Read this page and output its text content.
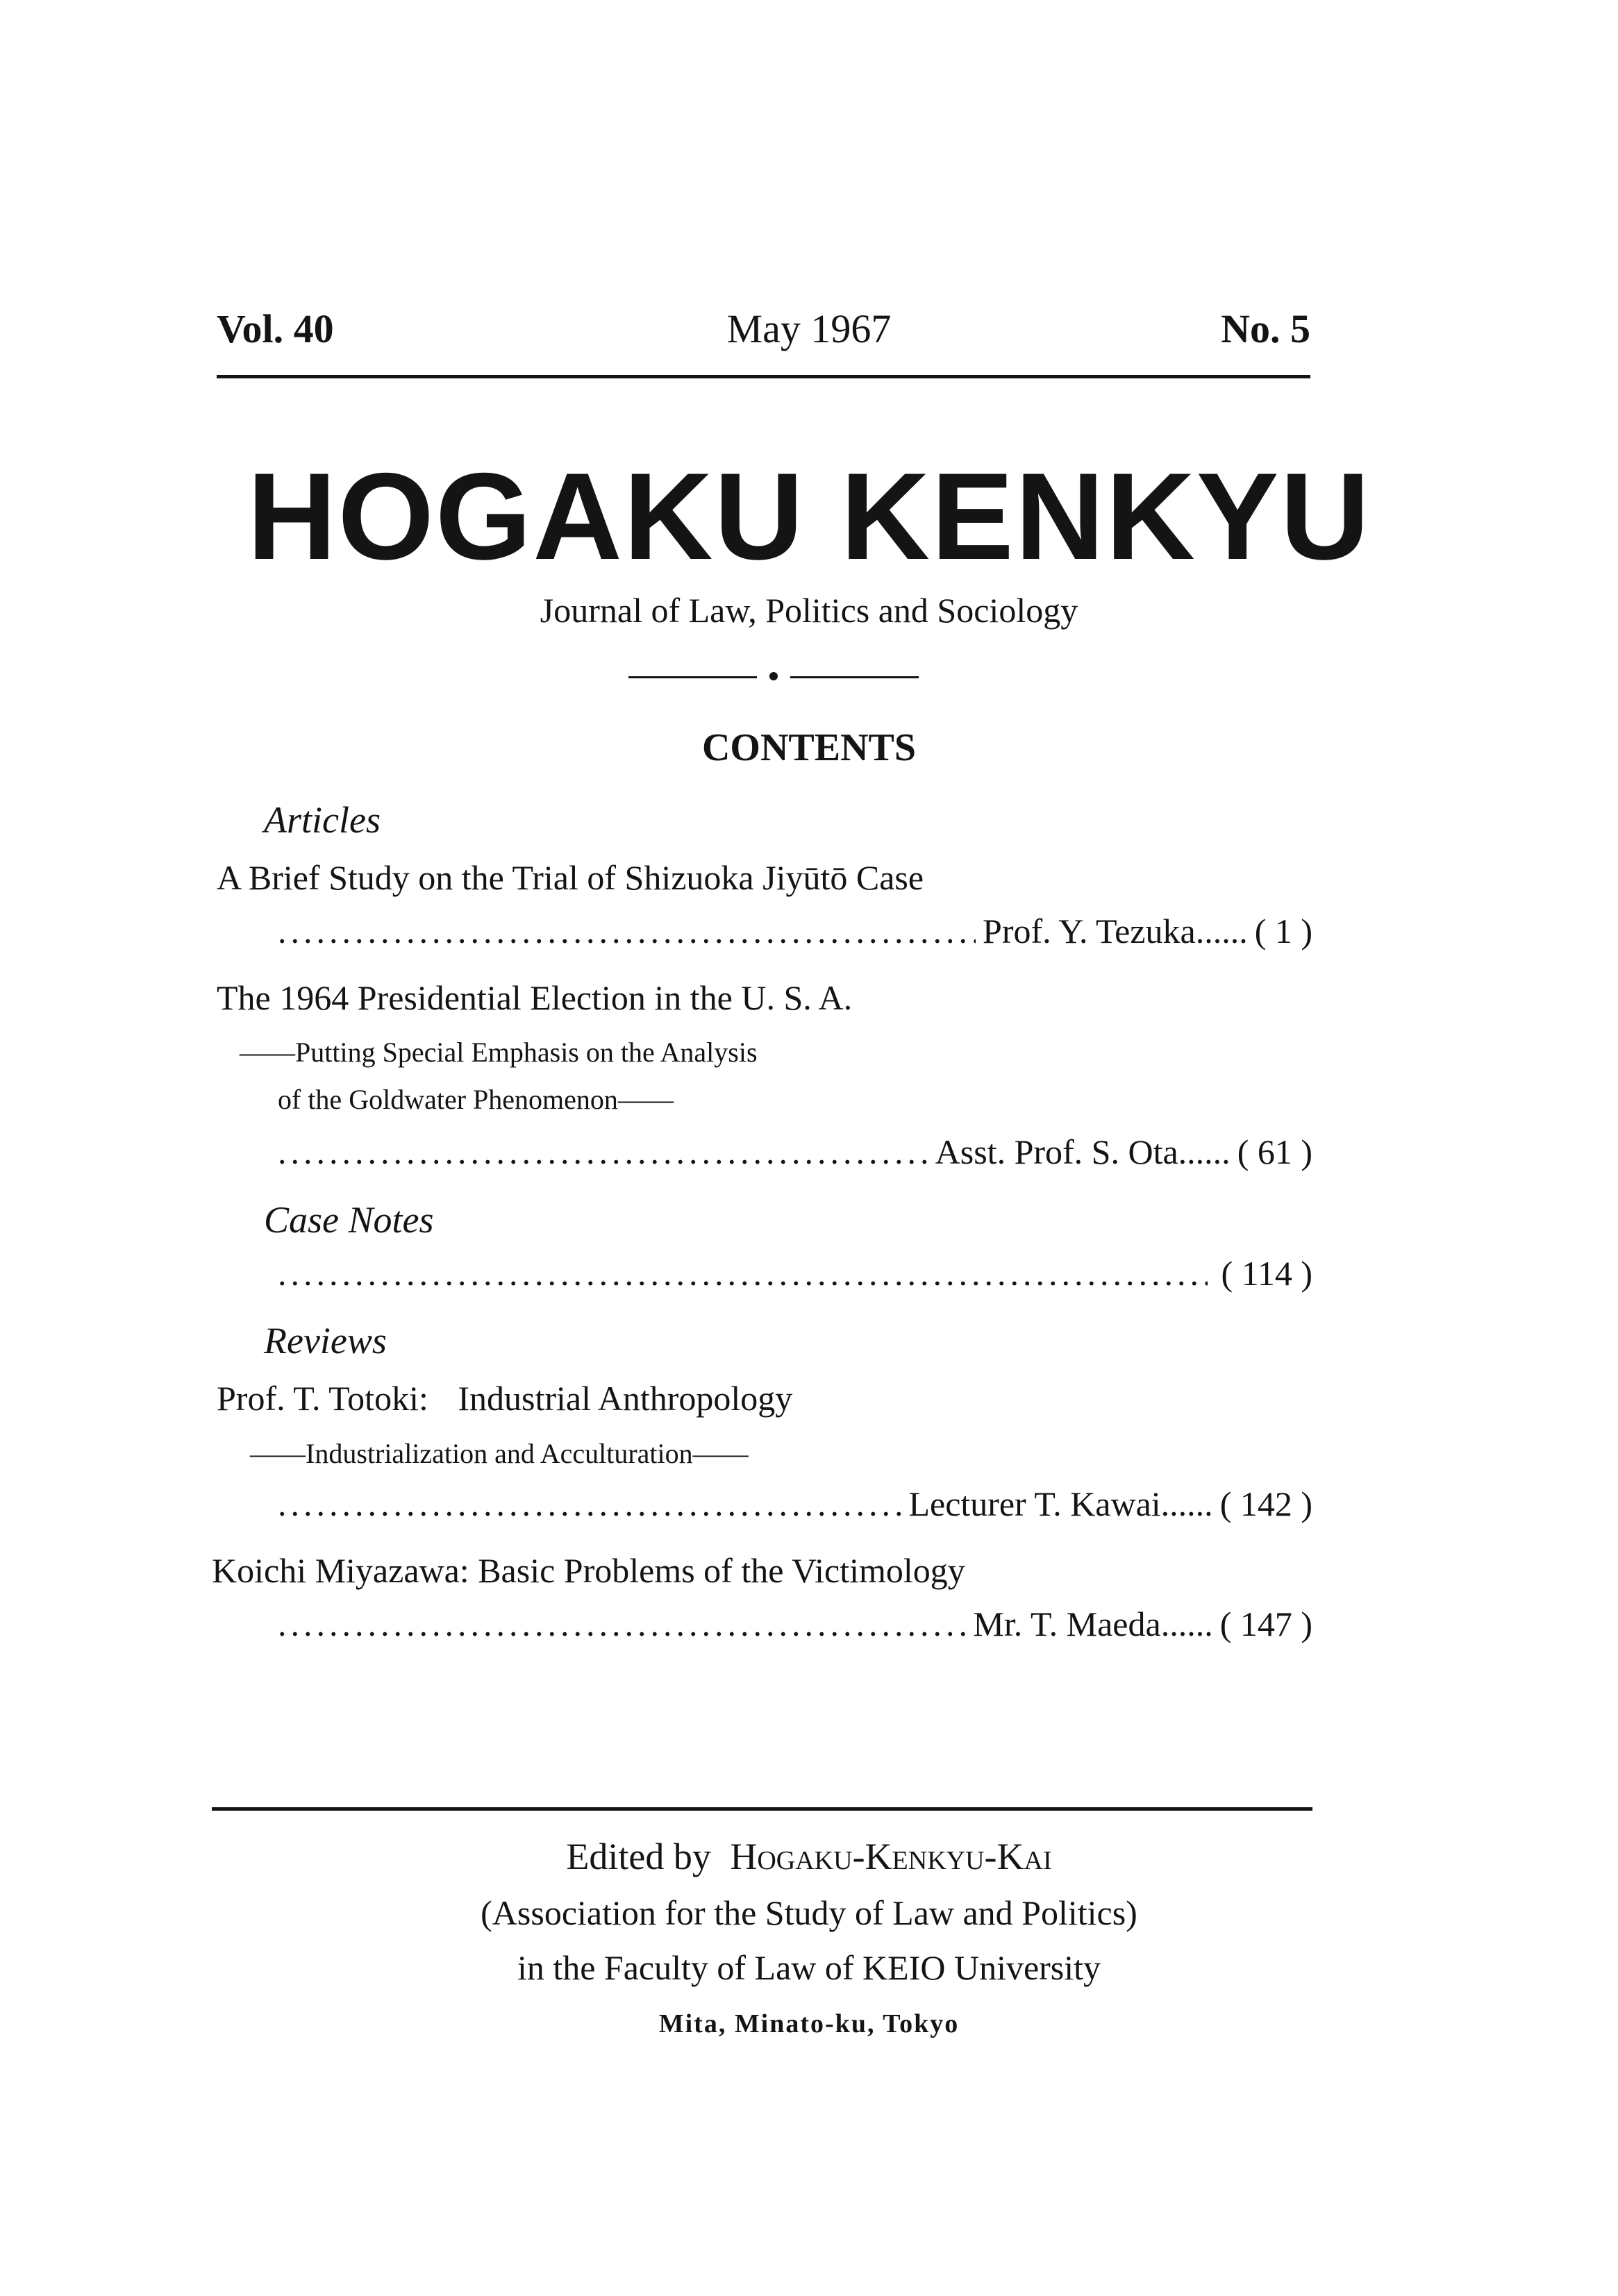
Vol. 40	May 1967	No. 5
HOGAKU KENKYU
Journal of Law, Politics and Sociology
CONTENTS
Articles
A Brief Study on the Trial of Shizuoka Jiyūtō Case
.....
Prof. Y. Tezuka...... ( 1 )
The 1964 Presidential Election in the U. S. A.
——Putting Special Emphasis on the Analysis
of the Goldwater Phenomenon——
.....
Asst. Prof. S. Ota...... ( 61 )
Case Notes
.....
( 114 )
Reviews
Prof. T. Totoki: Industrial Anthropology
——Industrialization and Acculturation——
.....
Lecturer T. Kawai...... ( 142 )
Koichi Miyazawa: Basic Problems of the Victimology
.....
Mr. T. Maeda...... ( 147 )
Edited by Hogaku-Kenkyu-Kai
(Association for the Study of Law and Politics)
in the Faculty of Law of KEIO University
Mita, Minato-ku, Tokyo
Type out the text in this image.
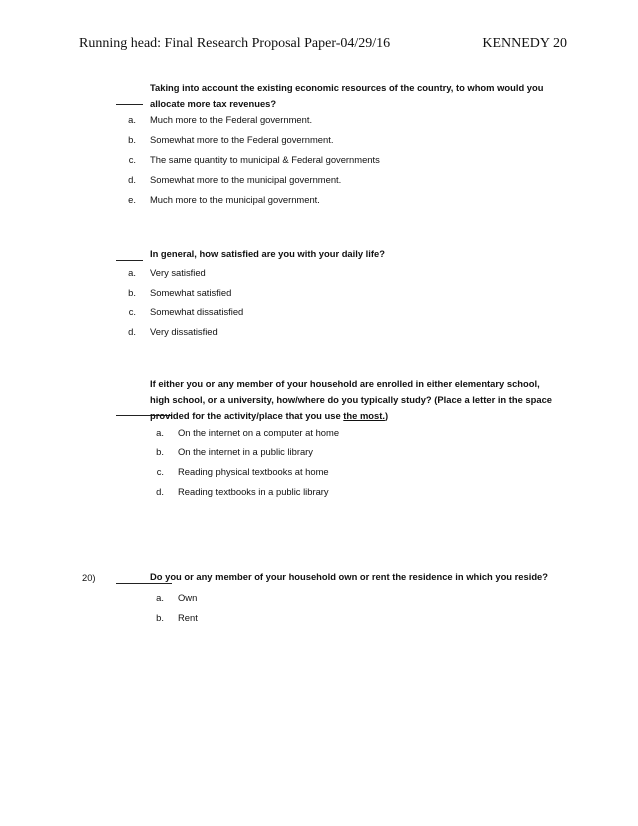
Running head: Final Research Proposal Paper-04/29/16	KENNEDY 20
Taking into account the existing economic resources of the country, to whom would you allocate more tax revenues?
a. Much more to the Federal government.
b. Somewhat more to the Federal government.
c. The same quantity to municipal & Federal governments
d. Somewhat more to the municipal government.
e. Much more to the municipal government.
In general, how satisfied are you with your daily life?
a. Very satisfied
b. Somewhat satisfied
c. Somewhat dissatisfied
d. Very dissatisfied
If either you or any member of your household are enrolled in either elementary school, high school, or a university, how/where do you typically study? (Place a letter in the space provided for the activity/place that you use the most.)
a. On the internet on a computer at home
b. On the internet in a public library
c. Reading physical textbooks at home
d. Reading textbooks in a public library
20)	Do you or any member of your household own or rent the residence in which you reside?
a. Own
b. Rent
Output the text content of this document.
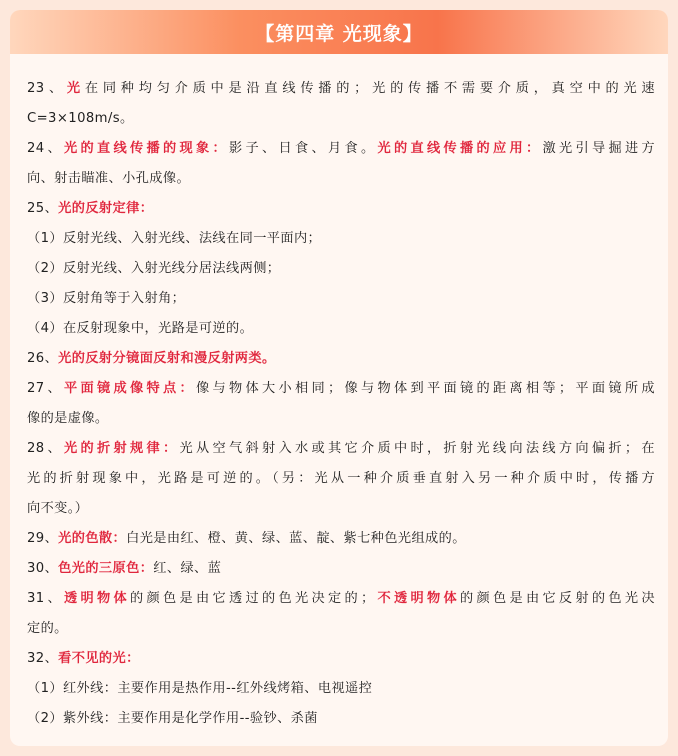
【第四章 光现象】
23、光在同种均匀介质中是沿直线传播的；光的传播不需要介质，真空中的光速
C=3×108m/s。
24、光的直线传播的现象：影子、日食、月食。光的直线传播的应用：激光引导掘进方
向、射击瞄准、小孔成像。
25、光的反射定律：
（1）反射光线、入射光线、法线在同一平面内；
（2）反射光线、入射光线分居法线两侧；
（3）反射角等于入射角；
（4）在反射现象中，光路是可逆的。
26、光的反射分镜面反射和漫反射两类。
27、平面镜成像特点：像与物体大小相同；像与物体到平面镜的距离相等；平面镜所成
像的是虚像。
28、光的折射规律：光从空气斜射入水或其它介质中时，折射光线向法线方向偏折；在
光的折射现象中，光路是可逆的。（另：光从一种介质垂直射入另一种介质中时，传播方
向不变。）
29、光的色散：白光是由红、橙、黄、绿、蓝、靛、紫七种色光组成的。
30、色光的三原色：红、绿、蓝
31、透明物体的颜色是由它透过的色光决定的；不透明物体的颜色是由它反射的色光决
定的。
32、看不见的光：
（1）红外线：主要作用是热作用--红外线烤箱、电视遥控
（2）紫外线：主要作用是化学作用--验钞、杀菌
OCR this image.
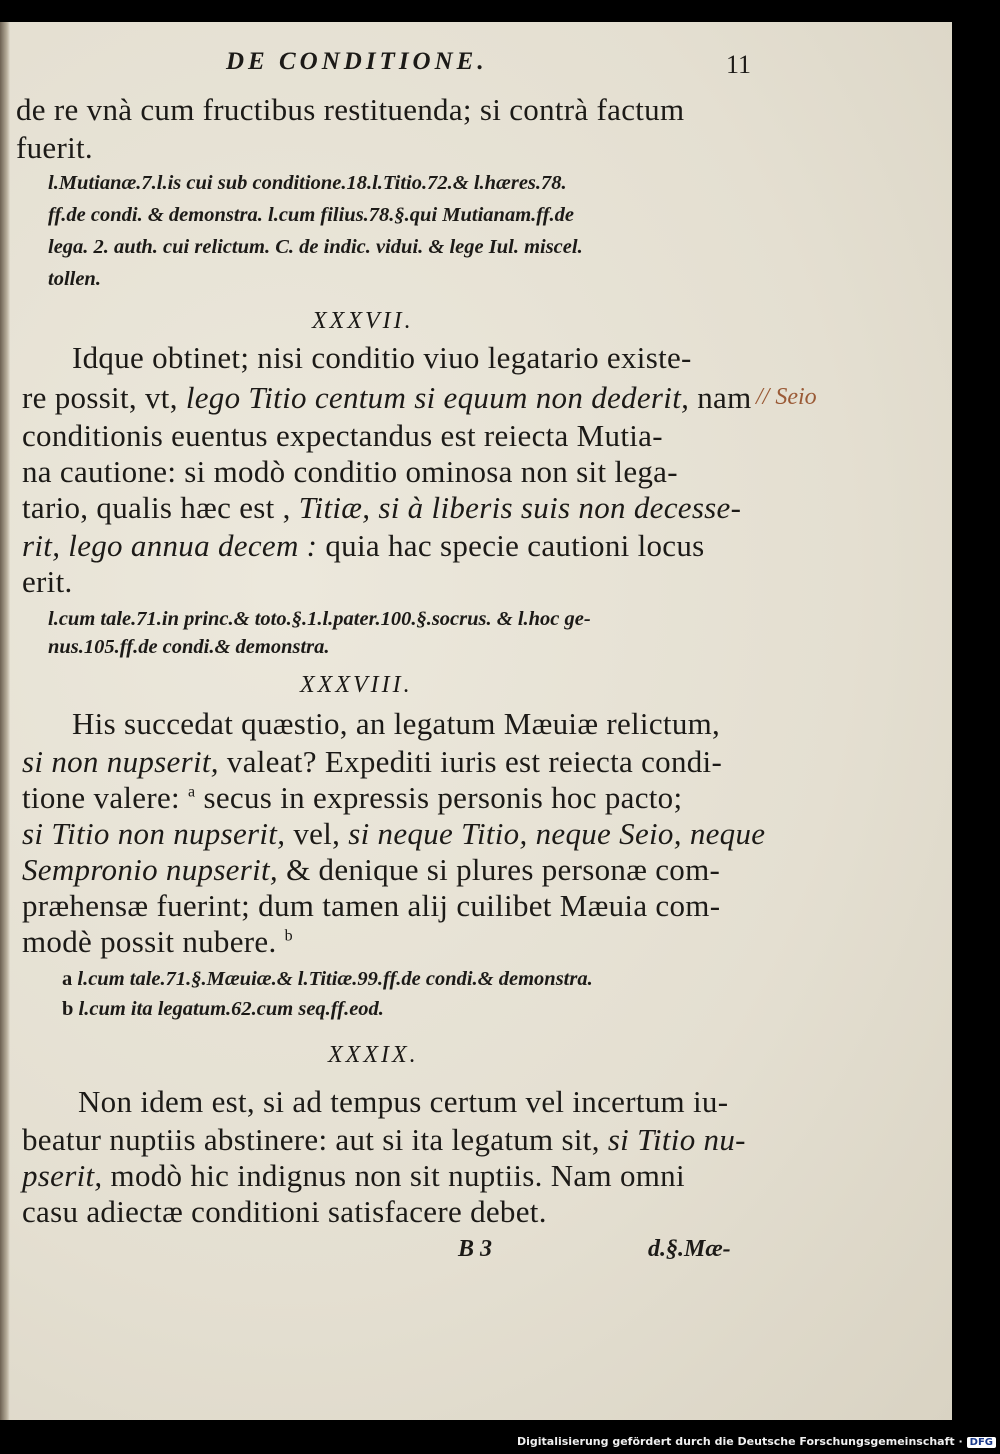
DE CONDITIONE.	11
de re vnà cum fructibus restituenda; si contrà factum
fuerit.
l.Mutianæ.7.l.is cui sub conditione.18.l.Titio.72.& l.hæres.78.
ff.de condi. & demonstra. l.cum filius.78.§.qui Mutianam.ff.de
lega. 2. auth. cui relictum. C. de indic. vidui. & lege Iul. miscel.
tollen.
XXXVII.
Idque obtinet; nisi conditio viuo legatario existe-
re possit, vt, lego Titio centum si equum non dederit, nam // Seio
conditionis euentus expectandus est reiecta Mutia-
na cautione: si modò conditio ominosa non sit lega-
tario, qualis hæc est , Titiæ, si à liberis suis non decesse-
rit, lego annua decem : quia hac specie cautioni locus
erit.
l.cum tale.71.in princ.& toto.§.1.l.pater.100.§.socrus. & l.hoc ge-
nus.105.ff.de condi.& demonstra.
XXXVIII.
His succedat quæstio, an legatum Mæuiæ relictum,
si non nupserit, valeat? Expediti iuris est reiecta condi-
tione valere: $^a$ secus in expressis personis hoc pacto;
si Titio non nupserit, vel, si neque Titio, neque Seio, neque
Sempronio nupserit, & denique si plures personæ com-
præhensæ fuerint; dum tamen alij cuilibet Mæuia com-
modè possit nubere. $^b$
a l.cum tale.71.§.Mæuiæ.& l.Titiæ.99.ff.de condi.& demonstra.
b l.cum ita legatum.62.cum seq.ff.eod.
XXXIX.
Non idem est, si ad tempus certum vel incertum iu-
beatur nuptiis abstinere: aut si ita legatum sit, si Titio nu-
pserit, modò hic indignus non sit nuptiis. Nam omni
casu adiectæ conditioni satisfacere debet.
B 3	d.§.Mæ-
Digitalisierung gefördert durch die Deutsche Forschungsgemeinschaft · DFG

◇ ◇ ◇ ◇ ◇

• _Aim of the task_
Repeat the records above verbatim, with no pictures in the result.

• _Exercise answer_
Read this page and output its text content.
Vol. 40	May 1967	No. 5
HOGAKU KENKYU
Journal of Law, Politics and Sociology
CONTENTS
Articles
A Brief Study on the Trial of Shizuoka Jiyūtō Case
.....
Prof. Y. Tezuka...... ( 1 )
The 1964 Presidential Election in the U. S. A.
——Putting Special Emphasis on the Analysis
of the Goldwater Phenomenon——
.....
Asst. Prof. S. Ota...... ( 61 )
Case Notes
.....
( 114 )
Reviews
Prof. T. Totoki: Industrial Anthropology
——Industrialization and Acculturation——
.....
Lecturer T. Kawai...... ( 142 )
Koichi Miyazawa: Basic Problems of the Victimology
.....
Mr. T. Maeda...... ( 147 )
Edited by Hogaku-Kenkyu-Kai
(Association for the Study of Law and Politics)
in the Faculty of Law of KEIO University
Mita, Minato-ku, Tokyo
Type out the text in this image.
Running head: Final Research Proposal Paper-04/29/16	KENNEDY 20
Taking into account the existing economic resources of the country, to whom would you allocate more tax revenues?
a. Much more to the Federal government.
b. Somewhat more to the Federal government.
c. The same quantity to municipal & Federal governments
d. Somewhat more to the municipal government.
e. Much more to the municipal government.
In general, how satisfied are you with your daily life?
a. Very satisfied
b. Somewhat satisfied
c. Somewhat dissatisfied
d. Very dissatisfied
If either you or any member of your household are enrolled in either elementary school, high school, or a university, how/where do you typically study? (Place a letter in the space provided for the activity/place that you use the most.)
a. On the internet on a computer at home
b. On the internet in a public library
c. Reading physical textbooks at home
d. Reading textbooks in a public library
20)	Do you or any member of your household own or rent the residence in which you reside?
a. Own
b. Rent
Output the text content of this document.
【第四章 光现象】
23、光在同种均匀介质中是沿直线传播的；光的传播不需要介质，真空中的光速
C=3×108m/s。
24、光的直线传播的现象：影子、日食、月食。光的直线传播的应用：激光引导掘进方
向、射击瞄准、小孔成像。
25、光的反射定律：
（1）反射光线、入射光线、法线在同一平面内；
（2）反射光线、入射光线分居法线两侧；
（3）反射角等于入射角；
（4）在反射现象中，光路是可逆的。
26、光的反射分镜面反射和漫反射两类。
27、平面镜成像特点：像与物体大小相同；像与物体到平面镜的距离相等；平面镜所成
像的是虚像。
28、光的折射规律：光从空气斜射入水或其它介质中时，折射光线向法线方向偏折；在
光的折射现象中，光路是可逆的。（另：光从一种介质垂直射入另一种介质中时，传播方
向不变。）
29、光的色散：白光是由红、橙、黄、绿、蓝、靛、紫七种色光组成的。
30、色光的三原色：红、绿、蓝
31、透明物体的颜色是由它透过的色光决定的；不透明物体的颜色是由它反射的色光决
定的。
32、看不见的光：
（1）红外线：主要作用是热作用--红外线烤箱、电视遥控
（2）紫外线：主要作用是化学作用--验钞、杀菌
OCR this image.
DE CONDITIONE.	11
de re vnà cum fructibus restituenda; si contrà factum
fuerit.
l.Mutianæ.7.l.is cui sub conditione.18.l.Titio.72.& l.hæres.78.
ff.de condi. & demonstra. l.cum filius.78.§.qui Mutianam.ff.de
lega. 2. auth. cui relictum. C. de indic. vidui. & lege Iul. miscel.
tollen.
XXXVII.
Idque obtinet; nisi conditio viuo legatario existe-
re possit, vt, lego Titio centum si equum non dederit, nam // Seio
conditionis euentus expectandus est reiecta Mutia-
na cautione: si modò conditio ominosa non sit lega-
tario, qualis hæc est , Titiæ, si à liberis suis non decesse-
rit, lego annua decem : quia hac specie cautioni locus
erit.
l.cum tale.71.in princ.& toto.§.1.l.pater.100.§.socrus. & l.hoc ge-
nus.105.ff.de condi.& demonstra.
XXXVIII.
His succedat quæstio, an legatum Mæuiæ relictum,
si non nupserit, valeat? Expediti iuris est reiecta condi-
tione valere: $^a$ secus in expressis personis hoc pacto;
si Titio non nupserit, vel, si neque Titio, neque Seio, neque
Sempronio nupserit, & denique si plures personæ com-
præhensæ fuerint; dum tamen alij cuilibet Mæuia com-
modè possit nubere. $^b$
a l.cum tale.71.§.Mæuiæ.& l.Titiæ.99.ff.de condi.& demonstra.
b l.cum ita legatum.62.cum seq.ff.eod.
XXXIX.
Non idem est, si ad tempus certum vel incertum iu-
beatur nuptiis abstinere: aut si ita legatum sit, si Titio nu-
pserit, modò hic indignus non sit nuptiis. Nam omni
casu adiectæ conditioni satisfacere debet.
B 3	d.§.Mæ-
Digitalisierung gefördert durch die Deutsche Forschungsgemeinschaft · DFG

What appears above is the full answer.